Records contained in a dataset
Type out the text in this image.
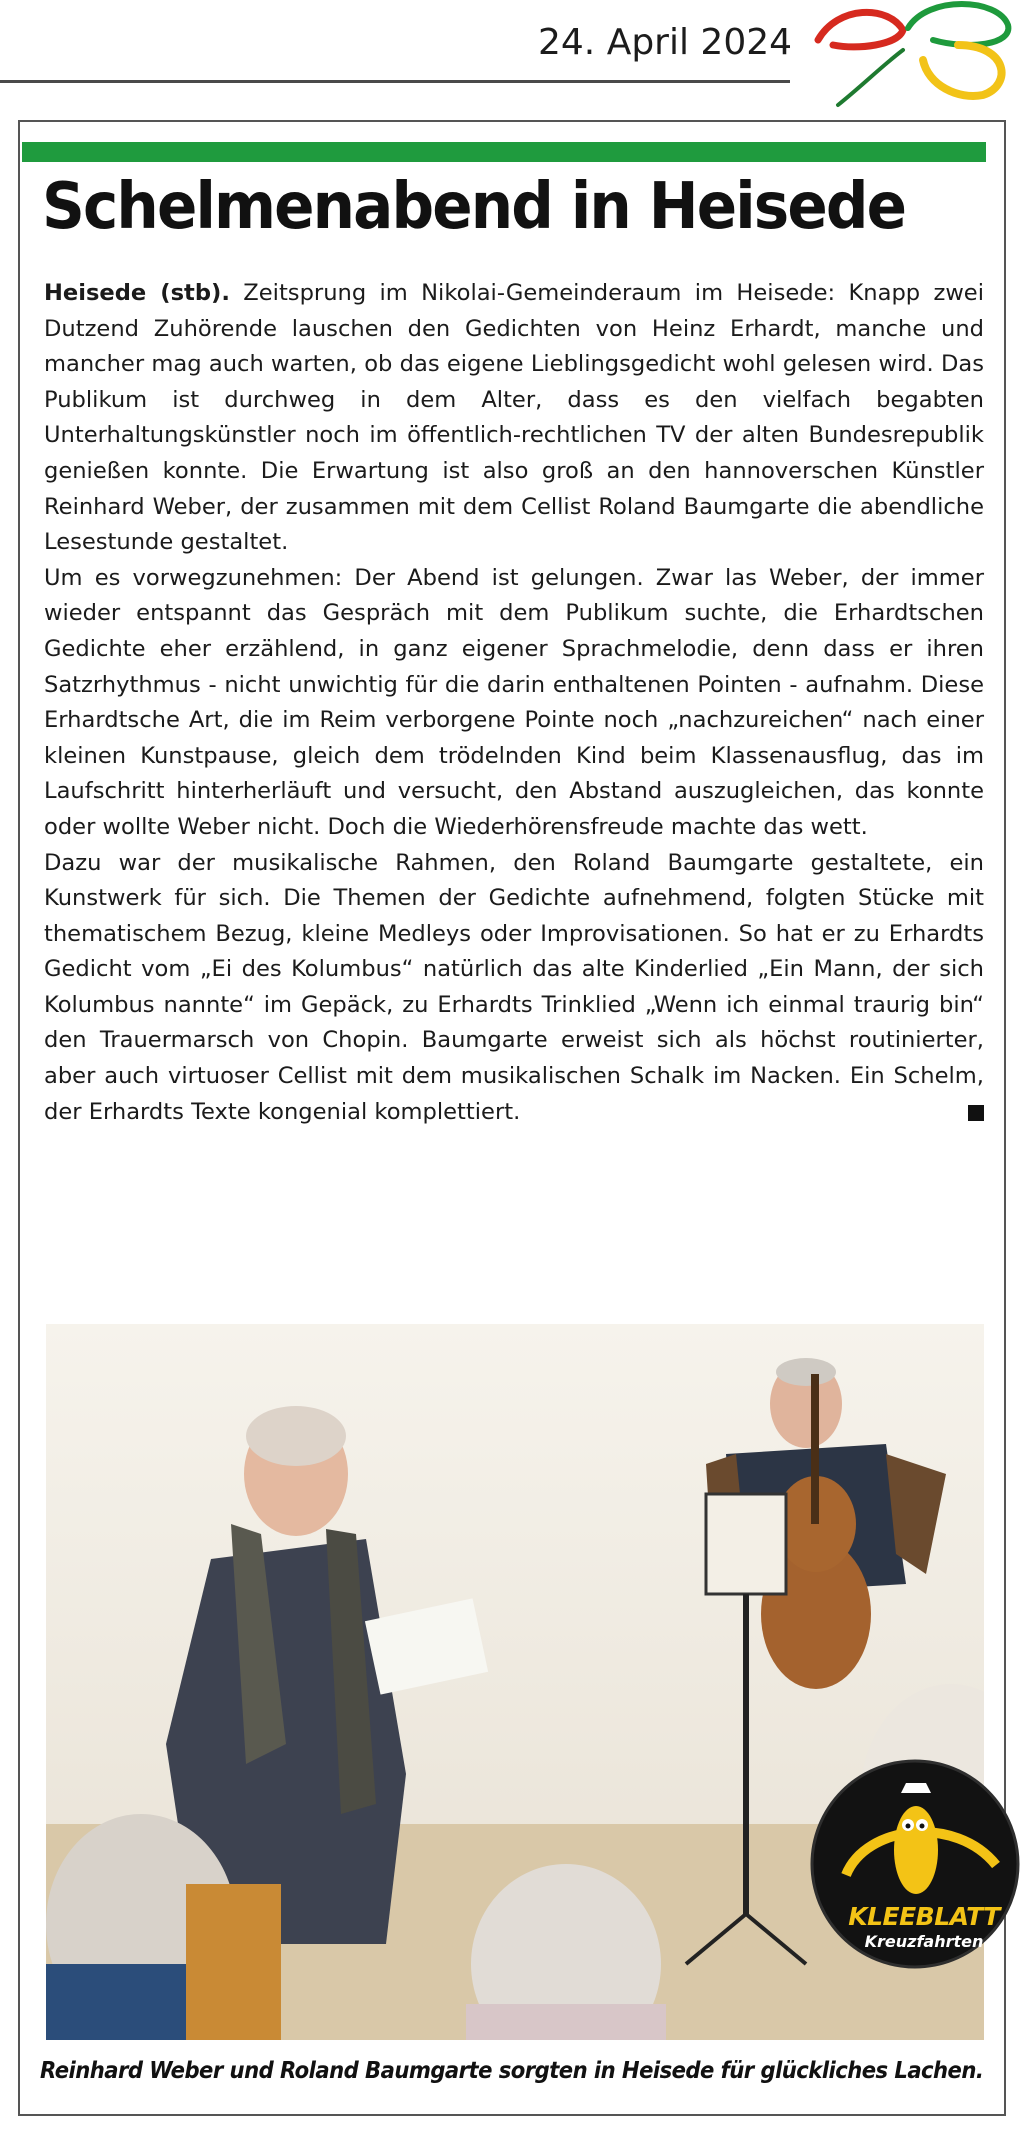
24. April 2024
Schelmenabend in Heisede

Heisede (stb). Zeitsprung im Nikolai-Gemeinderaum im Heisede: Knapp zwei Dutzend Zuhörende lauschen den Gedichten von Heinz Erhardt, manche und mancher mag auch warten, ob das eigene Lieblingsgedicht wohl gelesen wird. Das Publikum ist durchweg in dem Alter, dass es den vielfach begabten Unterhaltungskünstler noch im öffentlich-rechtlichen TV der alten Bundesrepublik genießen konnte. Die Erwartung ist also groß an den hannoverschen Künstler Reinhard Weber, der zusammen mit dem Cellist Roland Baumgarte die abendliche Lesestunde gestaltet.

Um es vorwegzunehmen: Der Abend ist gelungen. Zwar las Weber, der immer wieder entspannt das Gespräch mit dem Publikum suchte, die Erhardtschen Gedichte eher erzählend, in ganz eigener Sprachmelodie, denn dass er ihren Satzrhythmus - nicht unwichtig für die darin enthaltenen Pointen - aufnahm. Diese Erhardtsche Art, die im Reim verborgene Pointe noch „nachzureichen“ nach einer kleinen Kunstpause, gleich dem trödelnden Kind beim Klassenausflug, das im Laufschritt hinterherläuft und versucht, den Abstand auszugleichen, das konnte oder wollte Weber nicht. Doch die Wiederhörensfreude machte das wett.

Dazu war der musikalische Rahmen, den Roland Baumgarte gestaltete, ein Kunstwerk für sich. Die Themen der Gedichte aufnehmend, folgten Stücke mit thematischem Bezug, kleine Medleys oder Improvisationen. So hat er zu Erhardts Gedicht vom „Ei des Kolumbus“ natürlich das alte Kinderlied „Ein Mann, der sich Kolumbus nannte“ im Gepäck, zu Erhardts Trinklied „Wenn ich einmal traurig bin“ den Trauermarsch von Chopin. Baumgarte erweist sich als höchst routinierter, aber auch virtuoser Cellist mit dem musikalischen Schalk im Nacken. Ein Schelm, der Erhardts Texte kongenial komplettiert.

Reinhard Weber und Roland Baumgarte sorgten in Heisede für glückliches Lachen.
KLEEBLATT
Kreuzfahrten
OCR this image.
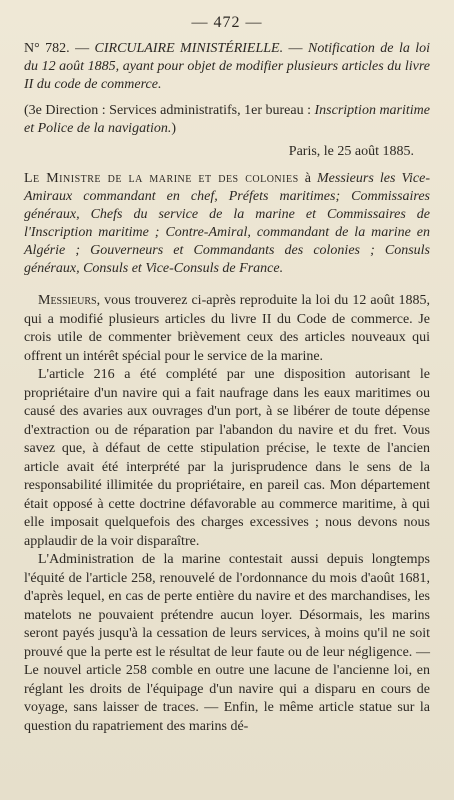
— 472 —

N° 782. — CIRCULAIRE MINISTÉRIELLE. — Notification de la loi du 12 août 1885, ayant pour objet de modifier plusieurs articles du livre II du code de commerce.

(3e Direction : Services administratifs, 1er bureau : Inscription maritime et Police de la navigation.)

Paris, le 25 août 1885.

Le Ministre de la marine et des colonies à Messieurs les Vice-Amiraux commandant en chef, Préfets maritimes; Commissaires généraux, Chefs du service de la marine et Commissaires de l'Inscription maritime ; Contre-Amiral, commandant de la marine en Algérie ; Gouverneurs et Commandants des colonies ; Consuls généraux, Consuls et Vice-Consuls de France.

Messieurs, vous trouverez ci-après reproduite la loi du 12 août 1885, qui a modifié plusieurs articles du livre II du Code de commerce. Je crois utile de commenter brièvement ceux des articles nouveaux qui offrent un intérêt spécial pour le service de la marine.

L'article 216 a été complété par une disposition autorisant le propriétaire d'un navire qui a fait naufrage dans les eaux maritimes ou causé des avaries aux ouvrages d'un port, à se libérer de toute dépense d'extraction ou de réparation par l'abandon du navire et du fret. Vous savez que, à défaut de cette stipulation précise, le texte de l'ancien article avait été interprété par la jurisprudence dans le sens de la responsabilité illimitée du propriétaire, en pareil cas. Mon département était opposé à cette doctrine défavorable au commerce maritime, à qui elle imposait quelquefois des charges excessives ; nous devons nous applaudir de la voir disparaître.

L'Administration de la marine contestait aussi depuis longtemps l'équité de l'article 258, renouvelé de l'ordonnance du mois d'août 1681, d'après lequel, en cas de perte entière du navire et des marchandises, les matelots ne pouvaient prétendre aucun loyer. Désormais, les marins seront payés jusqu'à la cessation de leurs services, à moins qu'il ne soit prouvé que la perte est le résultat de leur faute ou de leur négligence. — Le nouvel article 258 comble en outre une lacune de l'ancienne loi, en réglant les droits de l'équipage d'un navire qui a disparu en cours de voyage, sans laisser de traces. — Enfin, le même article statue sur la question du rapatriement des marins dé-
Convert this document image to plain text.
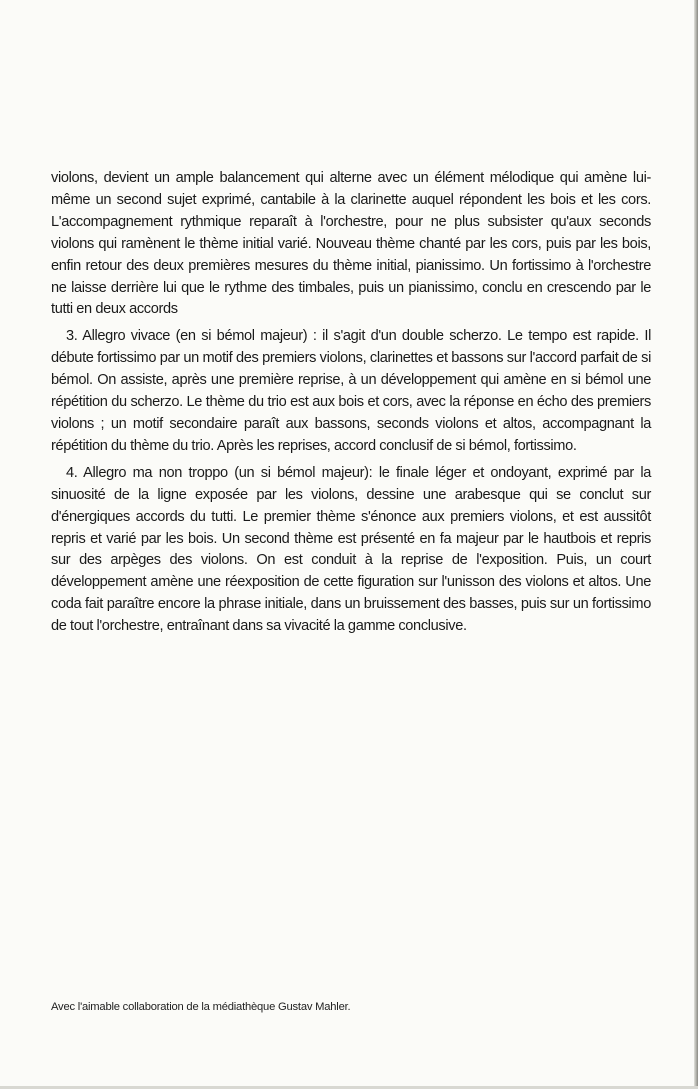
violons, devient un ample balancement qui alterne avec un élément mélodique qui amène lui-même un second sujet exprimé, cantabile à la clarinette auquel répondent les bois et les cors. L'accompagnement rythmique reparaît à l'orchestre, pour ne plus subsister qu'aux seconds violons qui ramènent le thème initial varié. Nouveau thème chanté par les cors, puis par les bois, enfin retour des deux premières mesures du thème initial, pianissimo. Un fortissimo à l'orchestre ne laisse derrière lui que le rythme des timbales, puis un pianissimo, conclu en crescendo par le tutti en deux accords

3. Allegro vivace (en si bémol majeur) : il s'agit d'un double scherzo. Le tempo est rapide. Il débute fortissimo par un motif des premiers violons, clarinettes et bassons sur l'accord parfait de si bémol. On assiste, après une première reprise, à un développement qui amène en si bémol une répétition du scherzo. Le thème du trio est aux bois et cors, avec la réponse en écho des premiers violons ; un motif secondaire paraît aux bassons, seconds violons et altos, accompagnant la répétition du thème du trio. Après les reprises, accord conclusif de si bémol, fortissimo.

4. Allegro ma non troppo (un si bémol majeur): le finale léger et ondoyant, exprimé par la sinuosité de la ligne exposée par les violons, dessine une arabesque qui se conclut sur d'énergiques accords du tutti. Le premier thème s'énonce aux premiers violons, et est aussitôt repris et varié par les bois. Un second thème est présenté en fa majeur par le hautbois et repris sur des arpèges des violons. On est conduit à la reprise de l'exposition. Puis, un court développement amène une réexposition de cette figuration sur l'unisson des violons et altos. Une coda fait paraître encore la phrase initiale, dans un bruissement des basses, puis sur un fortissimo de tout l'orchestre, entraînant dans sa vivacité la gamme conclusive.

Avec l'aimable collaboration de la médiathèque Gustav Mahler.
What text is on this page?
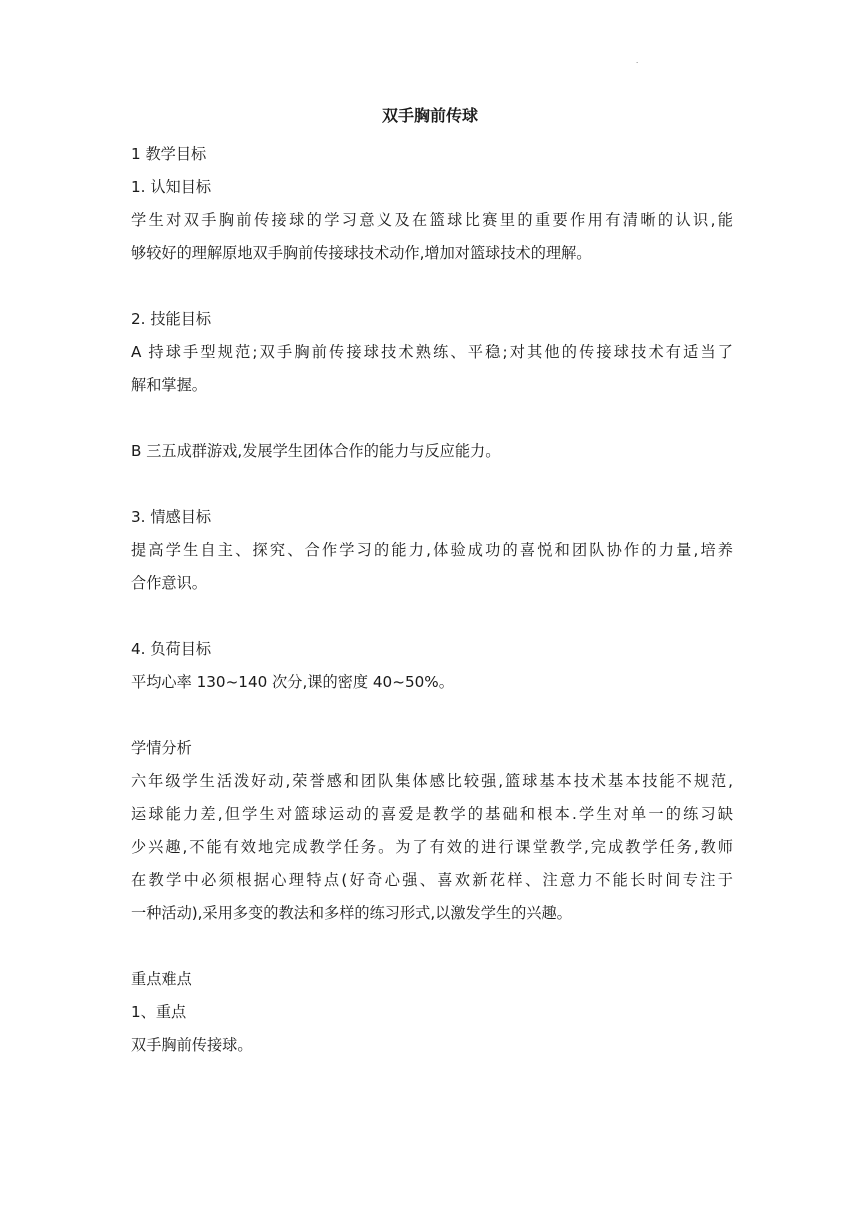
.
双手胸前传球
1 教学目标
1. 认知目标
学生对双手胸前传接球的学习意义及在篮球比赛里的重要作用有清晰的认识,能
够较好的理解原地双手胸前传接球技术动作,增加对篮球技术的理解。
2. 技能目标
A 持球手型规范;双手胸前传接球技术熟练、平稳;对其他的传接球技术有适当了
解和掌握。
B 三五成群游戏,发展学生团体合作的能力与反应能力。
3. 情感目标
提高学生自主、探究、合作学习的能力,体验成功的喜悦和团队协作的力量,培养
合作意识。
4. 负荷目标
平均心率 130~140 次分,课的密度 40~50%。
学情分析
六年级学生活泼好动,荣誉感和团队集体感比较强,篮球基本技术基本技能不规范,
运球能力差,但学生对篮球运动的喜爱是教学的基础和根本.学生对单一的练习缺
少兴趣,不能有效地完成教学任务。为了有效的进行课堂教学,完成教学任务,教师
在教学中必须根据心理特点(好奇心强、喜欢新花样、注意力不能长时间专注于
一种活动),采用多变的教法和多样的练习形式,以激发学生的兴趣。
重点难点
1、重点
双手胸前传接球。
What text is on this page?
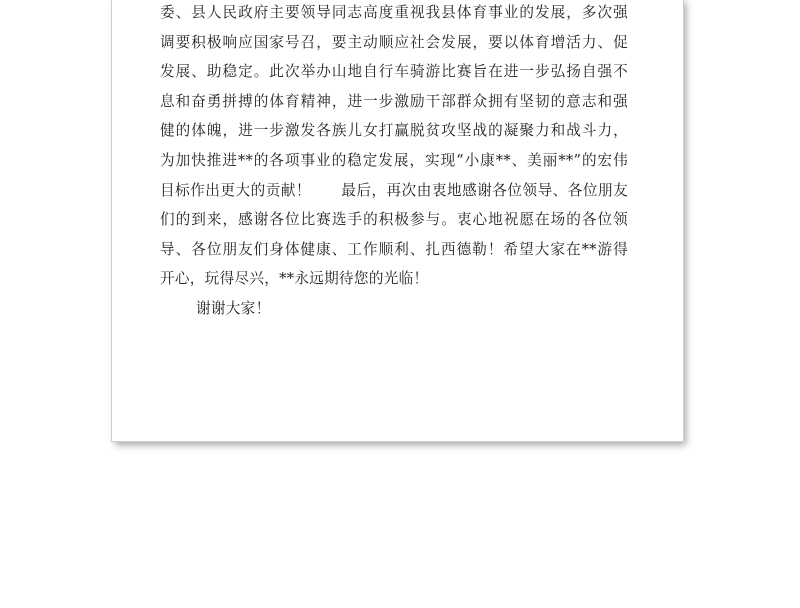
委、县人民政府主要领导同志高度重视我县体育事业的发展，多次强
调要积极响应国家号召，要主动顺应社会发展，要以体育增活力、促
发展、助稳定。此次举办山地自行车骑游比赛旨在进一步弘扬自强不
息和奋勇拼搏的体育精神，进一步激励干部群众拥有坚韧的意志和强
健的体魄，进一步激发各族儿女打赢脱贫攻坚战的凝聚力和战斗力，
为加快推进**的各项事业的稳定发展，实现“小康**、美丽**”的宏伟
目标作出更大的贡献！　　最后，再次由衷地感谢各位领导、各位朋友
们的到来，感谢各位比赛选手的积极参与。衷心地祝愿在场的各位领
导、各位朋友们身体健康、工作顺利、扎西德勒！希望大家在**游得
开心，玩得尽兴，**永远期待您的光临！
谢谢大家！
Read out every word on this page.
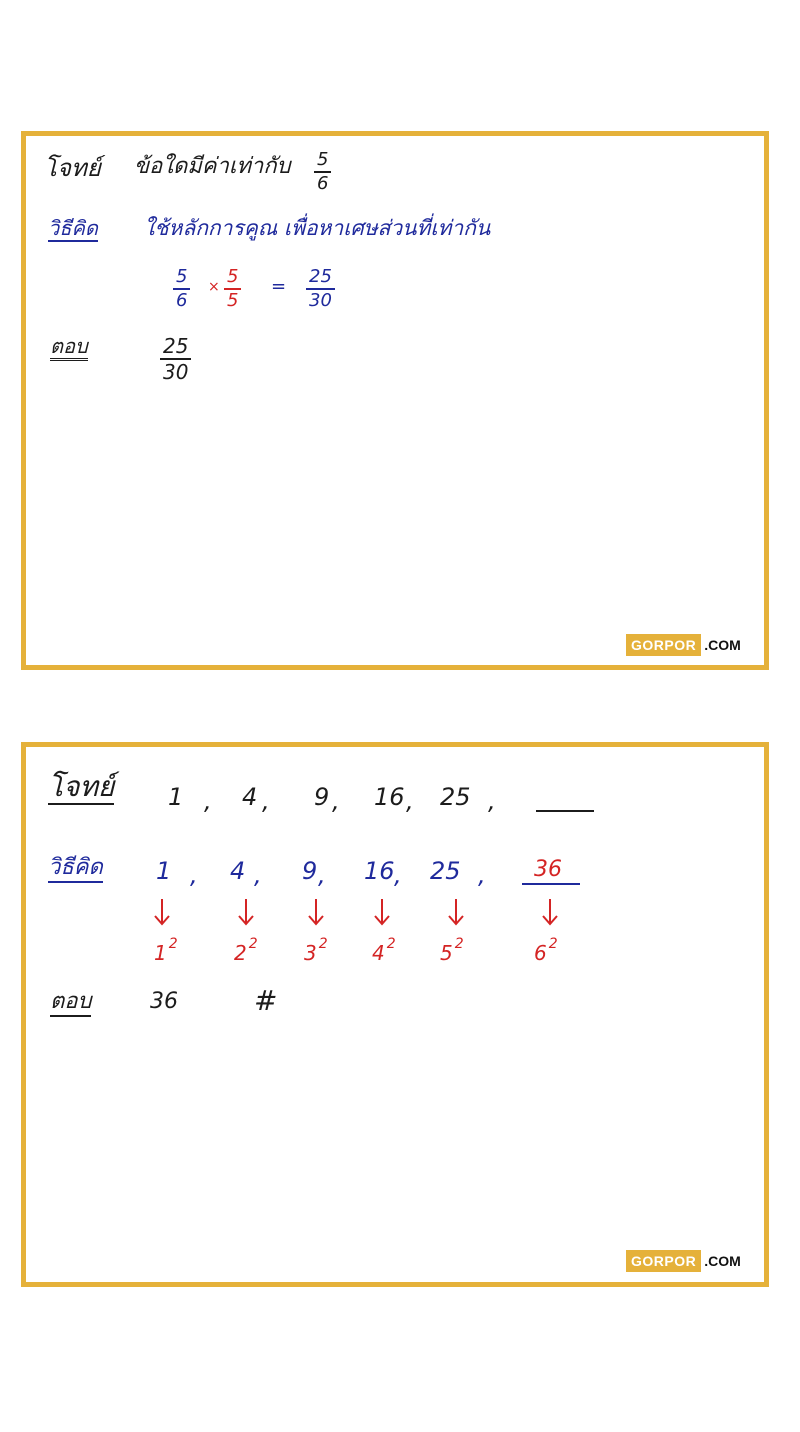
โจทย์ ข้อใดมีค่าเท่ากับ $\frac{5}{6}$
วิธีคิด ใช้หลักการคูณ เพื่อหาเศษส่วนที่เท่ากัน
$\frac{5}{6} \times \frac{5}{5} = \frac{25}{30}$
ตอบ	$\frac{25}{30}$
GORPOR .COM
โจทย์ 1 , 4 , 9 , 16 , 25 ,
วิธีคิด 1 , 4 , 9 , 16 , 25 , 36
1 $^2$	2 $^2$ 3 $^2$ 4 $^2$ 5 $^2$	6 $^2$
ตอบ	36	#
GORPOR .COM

WHAT NEEDS TO BE DONE:
In the listing, find each line with the string "Inscription" and copy it.

WRITTEN RESPONSE:
(3e Direction : Services administratifs, 1er bureau : Inscription maritime et Police de la navigation.)
Le Ministre de la marine et des colonies à Messieurs les Vice-Amiraux commandant en chef, Préfets maritimes; Commissaires généraux, Chefs du service de la marine et Commissaires de l'Inscription maritime ; Contre-Amiral, commandant de la marine en Algérie ; Gouverneurs et Commandants des colonies ; Consuls généraux, Consuls et Vice-Consuls de France.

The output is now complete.